The great quasidisprismatodishecatonicosachoron, or goquidipdy, is a nonconvex uniform polychoron that consists of 1200 hexagonal prisms, 720 decagrammic prisms, 120 quasitruncated dodecadodecahedra, and 120 great rhombicosidodecahedra. 1 of each type of cell join at each vertex. It is the quasiomnitruncate of the faceted hexacosichoron and the small stellated hecatonicosachoron.

### Records for the exercise
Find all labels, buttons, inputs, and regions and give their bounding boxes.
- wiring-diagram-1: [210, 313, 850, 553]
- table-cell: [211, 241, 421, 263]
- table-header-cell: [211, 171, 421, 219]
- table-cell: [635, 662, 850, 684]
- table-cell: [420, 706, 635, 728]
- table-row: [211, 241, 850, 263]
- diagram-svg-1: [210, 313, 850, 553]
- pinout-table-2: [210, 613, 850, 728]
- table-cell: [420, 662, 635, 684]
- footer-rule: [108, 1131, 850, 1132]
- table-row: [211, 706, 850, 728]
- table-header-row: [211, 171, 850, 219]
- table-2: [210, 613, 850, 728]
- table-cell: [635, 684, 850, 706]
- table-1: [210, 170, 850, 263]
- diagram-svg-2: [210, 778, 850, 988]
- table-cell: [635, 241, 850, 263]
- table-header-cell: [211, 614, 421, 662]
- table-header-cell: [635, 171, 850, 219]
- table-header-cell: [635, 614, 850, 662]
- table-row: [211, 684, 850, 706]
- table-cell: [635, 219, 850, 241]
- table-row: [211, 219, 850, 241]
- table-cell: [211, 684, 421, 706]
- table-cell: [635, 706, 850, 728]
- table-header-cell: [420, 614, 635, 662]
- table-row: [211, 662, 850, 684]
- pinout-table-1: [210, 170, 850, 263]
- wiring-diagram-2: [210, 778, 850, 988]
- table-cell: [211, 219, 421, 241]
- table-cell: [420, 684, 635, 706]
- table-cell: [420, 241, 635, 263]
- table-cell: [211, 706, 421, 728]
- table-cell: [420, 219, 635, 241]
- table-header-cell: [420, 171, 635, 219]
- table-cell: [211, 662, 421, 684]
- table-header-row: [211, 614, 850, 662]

---

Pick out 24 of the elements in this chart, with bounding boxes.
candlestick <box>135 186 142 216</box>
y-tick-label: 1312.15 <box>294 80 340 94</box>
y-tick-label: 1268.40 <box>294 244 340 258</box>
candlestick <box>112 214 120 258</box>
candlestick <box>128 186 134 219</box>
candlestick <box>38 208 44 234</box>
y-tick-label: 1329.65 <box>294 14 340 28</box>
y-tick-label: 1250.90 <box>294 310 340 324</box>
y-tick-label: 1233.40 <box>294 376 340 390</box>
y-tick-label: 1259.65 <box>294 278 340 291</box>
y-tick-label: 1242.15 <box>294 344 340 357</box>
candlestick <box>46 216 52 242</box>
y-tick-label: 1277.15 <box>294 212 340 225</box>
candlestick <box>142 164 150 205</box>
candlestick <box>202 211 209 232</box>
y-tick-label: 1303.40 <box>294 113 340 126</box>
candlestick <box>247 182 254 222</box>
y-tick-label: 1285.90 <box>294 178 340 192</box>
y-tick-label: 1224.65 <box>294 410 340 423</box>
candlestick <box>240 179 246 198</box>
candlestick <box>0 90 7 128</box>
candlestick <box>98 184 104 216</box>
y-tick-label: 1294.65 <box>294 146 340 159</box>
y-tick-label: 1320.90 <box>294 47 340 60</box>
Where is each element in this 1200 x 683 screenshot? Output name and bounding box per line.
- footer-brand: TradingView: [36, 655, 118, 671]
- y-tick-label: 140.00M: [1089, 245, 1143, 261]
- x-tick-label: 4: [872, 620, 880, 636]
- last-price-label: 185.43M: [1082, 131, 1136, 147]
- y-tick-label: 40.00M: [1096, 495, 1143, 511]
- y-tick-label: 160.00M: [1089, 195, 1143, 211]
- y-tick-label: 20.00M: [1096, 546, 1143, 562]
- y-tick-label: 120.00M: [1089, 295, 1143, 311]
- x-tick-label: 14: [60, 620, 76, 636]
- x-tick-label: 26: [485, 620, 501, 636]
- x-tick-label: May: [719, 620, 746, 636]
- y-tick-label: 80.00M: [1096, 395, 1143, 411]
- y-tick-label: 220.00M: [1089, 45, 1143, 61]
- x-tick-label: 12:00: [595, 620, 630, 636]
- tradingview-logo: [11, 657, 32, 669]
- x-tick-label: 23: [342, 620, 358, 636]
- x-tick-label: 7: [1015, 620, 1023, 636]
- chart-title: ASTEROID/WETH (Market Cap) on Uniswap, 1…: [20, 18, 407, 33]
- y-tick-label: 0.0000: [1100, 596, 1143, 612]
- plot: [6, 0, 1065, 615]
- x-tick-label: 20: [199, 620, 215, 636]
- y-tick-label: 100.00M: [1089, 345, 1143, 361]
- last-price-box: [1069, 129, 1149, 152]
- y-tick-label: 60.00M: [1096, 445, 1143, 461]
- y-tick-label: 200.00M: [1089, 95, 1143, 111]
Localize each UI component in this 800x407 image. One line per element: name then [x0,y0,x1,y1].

--

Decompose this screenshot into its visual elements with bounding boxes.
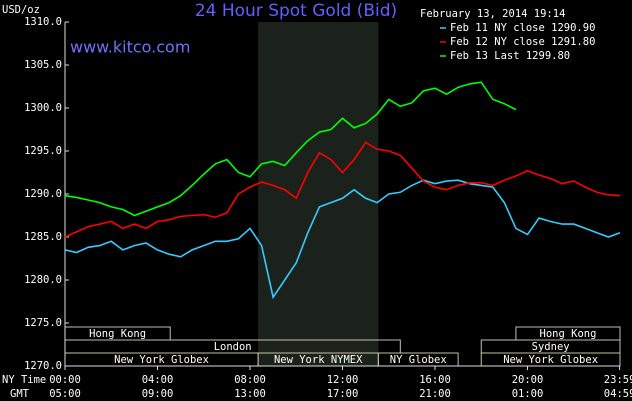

### Tasks for this exercise
• A. How many hexagonal prisms does the great quasidisprismatodishecatonicosachoron have, according to the passage?
• B. In the listing, copy out the lines from the one containing "Pick out 24" through the one containing "y-tick-label: 1250.90 <box>294", including both.
The text about the polychoron and the listing are unrelated to each other.

### The replies
• A. 1200

• B.
Pick out 24 of the elements in this chart, with bounding boxes.
candlestick <box>135 186 142 216</box>
y-tick-label: 1312.15 <box>294 80 340 94</box>
y-tick-label: 1268.40 <box>294 244 340 258</box>
candlestick <box>112 214 120 258</box>
candlestick <box>128 186 134 219</box>
candlestick <box>38 208 44 234</box>
y-tick-label: 1329.65 <box>294 14 340 28</box>
y-tick-label: 1250.90 <box>294 310 340 324</box>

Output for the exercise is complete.